_Materials provided_.
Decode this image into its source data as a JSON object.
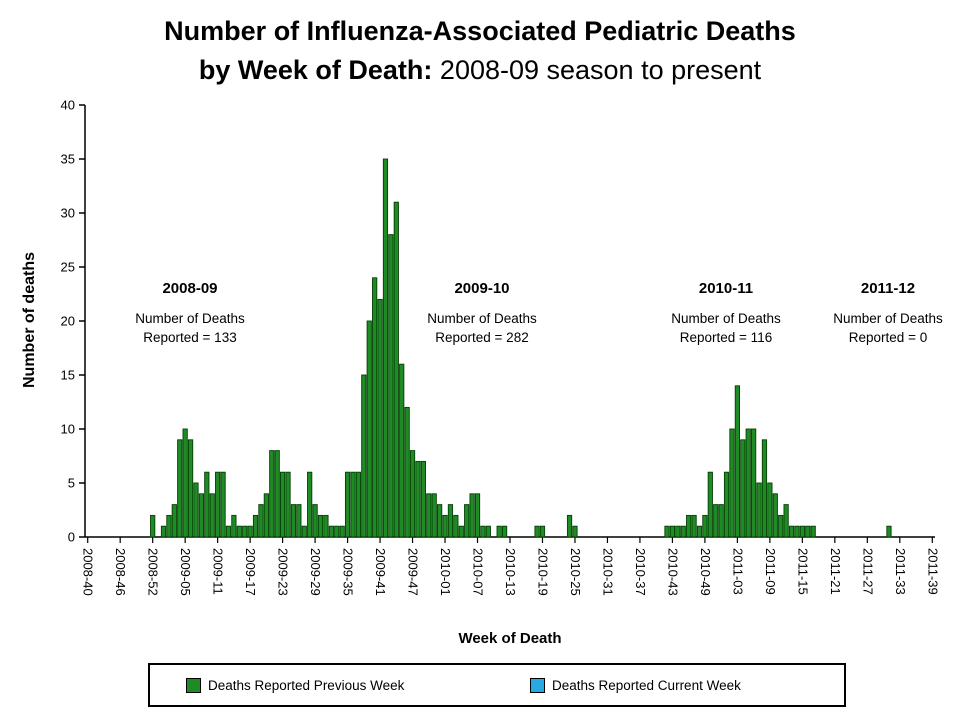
{
  "title": {
    "line1": "Number of Influenza-Associated Pediatric Deaths",
    "line2_bold": "by Week of Death:",
    "line2_regular": "2008-09 season to present"
  },
  "axes": {
    "y_label": "Number of deaths",
    "x_label": "Week of Death"
  },
  "annotations": [
    {
      "season": "2008-09",
      "line1": "Number of Deaths",
      "line2": "Reported = 133"
    },
    {
      "season": "2009-10",
      "line1": "Number of Deaths",
      "line2": "Reported = 282"
    },
    {
      "season": "2010-11",
      "line1": "Number of Deaths",
      "line2": "Reported = 116"
    },
    {
      "season": "2011-12",
      "line1": "Number of Deaths",
      "line2": "Reported = 0"
    }
  ],
  "legend": {
    "items": [
      {
        "label": "Deaths Reported Previous Week",
        "color": "#1f8b24"
      },
      {
        "label": "Deaths Reported Current Week",
        "color": "#29a9e1"
      }
    ]
  },
  "chart_data": {
    "type": "bar",
    "title": "Number of Influenza-Associated Pediatric Deaths by Week of Death: 2008-09 season to present",
    "xlabel": "Week of Death",
    "ylabel": "Number of deaths",
    "ylim": [
      0,
      40
    ],
    "y_ticks": [
      0,
      5,
      10,
      15,
      20,
      25,
      30,
      35,
      40
    ],
    "x_tick_every": 6,
    "grid": false,
    "legend_position": "bottom",
    "bar_fill": "#1f8b24",
    "bar_stroke": "#063f06",
    "season_totals": {
      "2008-09": 133,
      "2009-10": 282,
      "2010-11": 116,
      "2011-12": 0
    },
    "categories": [
      "2008-40",
      "2008-41",
      "2008-42",
      "2008-43",
      "2008-44",
      "2008-45",
      "2008-46",
      "2008-47",
      "2008-48",
      "2008-49",
      "2008-50",
      "2008-51",
      "2008-52",
      "2008-53",
      "2009-01",
      "2009-02",
      "2009-03",
      "2009-04",
      "2009-05",
      "2009-06",
      "2009-07",
      "2009-08",
      "2009-09",
      "2009-10",
      "2009-11",
      "2009-12",
      "2009-13",
      "2009-14",
      "2009-15",
      "2009-16",
      "2009-17",
      "2009-18",
      "2009-19",
      "2009-20",
      "2009-21",
      "2009-22",
      "2009-23",
      "2009-24",
      "2009-25",
      "2009-26",
      "2009-27",
      "2009-28",
      "2009-29",
      "2009-30",
      "2009-31",
      "2009-32",
      "2009-33",
      "2009-34",
      "2009-35",
      "2009-36",
      "2009-37",
      "2009-38",
      "2009-39",
      "2009-40",
      "2009-41",
      "2009-42",
      "2009-43",
      "2009-44",
      "2009-45",
      "2009-46",
      "2009-47",
      "2009-48",
      "2009-49",
      "2009-50",
      "2009-51",
      "2009-52",
      "2010-01",
      "2010-02",
      "2010-03",
      "2010-04",
      "2010-05",
      "2010-06",
      "2010-07",
      "2010-08",
      "2010-09",
      "2010-10",
      "2010-11",
      "2010-12",
      "2010-13",
      "2010-14",
      "2010-15",
      "2010-16",
      "2010-17",
      "2010-18",
      "2010-19",
      "2010-20",
      "2010-21",
      "2010-22",
      "2010-23",
      "2010-24",
      "2010-25",
      "2010-26",
      "2010-27",
      "2010-28",
      "2010-29",
      "2010-30",
      "2010-31",
      "2010-32",
      "2010-33",
      "2010-34",
      "2010-35",
      "2010-36",
      "2010-37",
      "2010-38",
      "2010-39",
      "2010-40",
      "2010-41",
      "2010-42",
      "2010-43",
      "2010-44",
      "2010-45",
      "2010-46",
      "2010-47",
      "2010-48",
      "2010-49",
      "2010-50",
      "2010-51",
      "2010-52",
      "2011-01",
      "2011-02",
      "2011-03",
      "2011-04",
      "2011-05",
      "2011-06",
      "2011-07",
      "2011-08",
      "2011-09",
      "2011-10",
      "2011-11",
      "2011-12",
      "2011-13",
      "2011-14",
      "2011-15",
      "2011-16",
      "2011-17",
      "2011-18",
      "2011-19",
      "2011-20",
      "2011-21",
      "2011-22",
      "2011-23",
      "2011-24",
      "2011-25",
      "2011-26",
      "2011-27",
      "2011-28",
      "2011-29",
      "2011-30",
      "2011-31",
      "2011-32",
      "2011-33",
      "2011-34",
      "2011-35",
      "2011-36",
      "2011-37",
      "2011-38",
      "2011-39"
    ],
    "values": [
      0,
      0,
      0,
      0,
      0,
      0,
      0,
      0,
      0,
      0,
      0,
      0,
      2,
      0,
      1,
      2,
      3,
      9,
      10,
      9,
      5,
      4,
      6,
      4,
      6,
      6,
      1,
      2,
      1,
      1,
      1,
      2,
      3,
      4,
      8,
      8,
      6,
      6,
      3,
      3,
      1,
      6,
      3,
      2,
      2,
      1,
      1,
      1,
      6,
      6,
      6,
      15,
      20,
      24,
      22,
      35,
      28,
      31,
      16,
      12,
      8,
      7,
      7,
      4,
      4,
      3,
      2,
      3,
      2,
      1,
      3,
      4,
      4,
      1,
      1,
      0,
      1,
      1,
      0,
      0,
      0,
      0,
      0,
      1,
      1,
      0,
      0,
      0,
      0,
      2,
      1,
      0,
      0,
      0,
      0,
      0,
      0,
      0,
      0,
      0,
      0,
      0,
      0,
      0,
      0,
      0,
      0,
      1,
      1,
      1,
      1,
      2,
      2,
      1,
      2,
      6,
      3,
      3,
      6,
      10,
      14,
      9,
      10,
      10,
      5,
      9,
      5,
      4,
      2,
      3,
      1,
      1,
      1,
      1,
      1,
      0,
      0,
      0,
      0,
      0,
      0,
      0,
      0,
      0,
      0,
      0,
      0,
      0,
      1,
      0,
      0,
      0,
      0,
      0,
      0,
      0,
      0
    ]
  }
}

_The request_. Reproduce each line exactly as it appears, omitting the pictures.

_Output_.
Decode this image into its source data as a JSON object.
{
  "title": {
    "line1": "Number of Influenza-Associated Pediatric Deaths",
    "line2_bold": "by Week of Death:",
    "line2_regular": "2008-09 season to present"
  },
  "axes": {
    "y_label": "Number of deaths",
    "x_label": "Week of Death"
  },
  "annotations": [
    {
      "season": "2008-09",
      "line1": "Number of Deaths",
      "line2": "Reported = 133"
    },
    {
      "season": "2009-10",
      "line1": "Number of Deaths",
      "line2": "Reported = 282"
    },
    {
      "season": "2010-11",
      "line1": "Number of Deaths",
      "line2": "Reported = 116"
    },
    {
      "season": "2011-12",
      "line1": "Number of Deaths",
      "line2": "Reported = 0"
    }
  ],
  "legend": {
    "items": [
      {
        "label": "Deaths Reported Previous Week",
        "color": "#1f8b24"
      },
      {
        "label": "Deaths Reported Current Week",
        "color": "#29a9e1"
      }
    ]
  },
  "chart_data": {
    "type": "bar",
    "title": "Number of Influenza-Associated Pediatric Deaths by Week of Death: 2008-09 season to present",
    "xlabel": "Week of Death",
    "ylabel": "Number of deaths",
    "ylim": [
      0,
      40
    ],
    "y_ticks": [
      0,
      5,
      10,
      15,
      20,
      25,
      30,
      35,
      40
    ],
    "x_tick_every": 6,
    "grid": false,
    "legend_position": "bottom",
    "bar_fill": "#1f8b24",
    "bar_stroke": "#063f06",
    "season_totals": {
      "2008-09": 133,
      "2009-10": 282,
      "2010-11": 116,
      "2011-12": 0
    },
    "categories": [
      "2008-40",
      "2008-41",
      "2008-42",
      "2008-43",
      "2008-44",
      "2008-45",
      "2008-46",
      "2008-47",
      "2008-48",
      "2008-49",
      "2008-50",
      "2008-51",
      "2008-52",
      "2008-53",
      "2009-01",
      "2009-02",
      "2009-03",
      "2009-04",
      "2009-05",
      "2009-06",
      "2009-07",
      "2009-08",
      "2009-09",
      "2009-10",
      "2009-11",
      "2009-12",
      "2009-13",
      "2009-14",
      "2009-15",
      "2009-16",
      "2009-17",
      "2009-18",
      "2009-19",
      "2009-20",
      "2009-21",
      "2009-22",
      "2009-23",
      "2009-24",
      "2009-25",
      "2009-26",
      "2009-27",
      "2009-28",
      "2009-29",
      "2009-30",
      "2009-31",
      "2009-32",
      "2009-33",
      "2009-34",
      "2009-35",
      "2009-36",
      "2009-37",
      "2009-38",
      "2009-39",
      "2009-40",
      "2009-41",
      "2009-42",
      "2009-43",
      "2009-44",
      "2009-45",
      "2009-46",
      "2009-47",
      "2009-48",
      "2009-49",
      "2009-50",
      "2009-51",
      "2009-52",
      "2010-01",
      "2010-02",
      "2010-03",
      "2010-04",
      "2010-05",
      "2010-06",
      "2010-07",
      "2010-08",
      "2010-09",
      "2010-10",
      "2010-11",
      "2010-12",
      "2010-13",
      "2010-14",
      "2010-15",
      "2010-16",
      "2010-17",
      "2010-18",
      "2010-19",
      "2010-20",
      "2010-21",
      "2010-22",
      "2010-23",
      "2010-24",
      "2010-25",
      "2010-26",
      "2010-27",
      "2010-28",
      "2010-29",
      "2010-30",
      "2010-31",
      "2010-32",
      "2010-33",
      "2010-34",
      "2010-35",
      "2010-36",
      "2010-37",
      "2010-38",
      "2010-39",
      "2010-40",
      "2010-41",
      "2010-42",
      "2010-43",
      "2010-44",
      "2010-45",
      "2010-46",
      "2010-47",
      "2010-48",
      "2010-49",
      "2010-50",
      "2010-51",
      "2010-52",
      "2011-01",
      "2011-02",
      "2011-03",
      "2011-04",
      "2011-05",
      "2011-06",
      "2011-07",
      "2011-08",
      "2011-09",
      "2011-10",
      "2011-11",
      "2011-12",
      "2011-13",
      "2011-14",
      "2011-15",
      "2011-16",
      "2011-17",
      "2011-18",
      "2011-19",
      "2011-20",
      "2011-21",
      "2011-22",
      "2011-23",
      "2011-24",
      "2011-25",
      "2011-26",
      "2011-27",
      "2011-28",
      "2011-29",
      "2011-30",
      "2011-31",
      "2011-32",
      "2011-33",
      "2011-34",
      "2011-35",
      "2011-36",
      "2011-37",
      "2011-38",
      "2011-39"
    ],
    "values": [
      0,
      0,
      0,
      0,
      0,
      0,
      0,
      0,
      0,
      0,
      0,
      0,
      2,
      0,
      1,
      2,
      3,
      9,
      10,
      9,
      5,
      4,
      6,
      4,
      6,
      6,
      1,
      2,
      1,
      1,
      1,
      2,
      3,
      4,
      8,
      8,
      6,
      6,
      3,
      3,
      1,
      6,
      3,
      2,
      2,
      1,
      1,
      1,
      6,
      6,
      6,
      15,
      20,
      24,
      22,
      35,
      28,
      31,
      16,
      12,
      8,
      7,
      7,
      4,
      4,
      3,
      2,
      3,
      2,
      1,
      3,
      4,
      4,
      1,
      1,
      0,
      1,
      1,
      0,
      0,
      0,
      0,
      0,
      1,
      1,
      0,
      0,
      0,
      0,
      2,
      1,
      0,
      0,
      0,
      0,
      0,
      0,
      0,
      0,
      0,
      0,
      0,
      0,
      0,
      0,
      0,
      0,
      1,
      1,
      1,
      1,
      2,
      2,
      1,
      2,
      6,
      3,
      3,
      6,
      10,
      14,
      9,
      10,
      10,
      5,
      9,
      5,
      4,
      2,
      3,
      1,
      1,
      1,
      1,
      1,
      0,
      0,
      0,
      0,
      0,
      0,
      0,
      0,
      0,
      0,
      0,
      0,
      0,
      1,
      0,
      0,
      0,
      0,
      0,
      0,
      0,
      0
    ]
  }
}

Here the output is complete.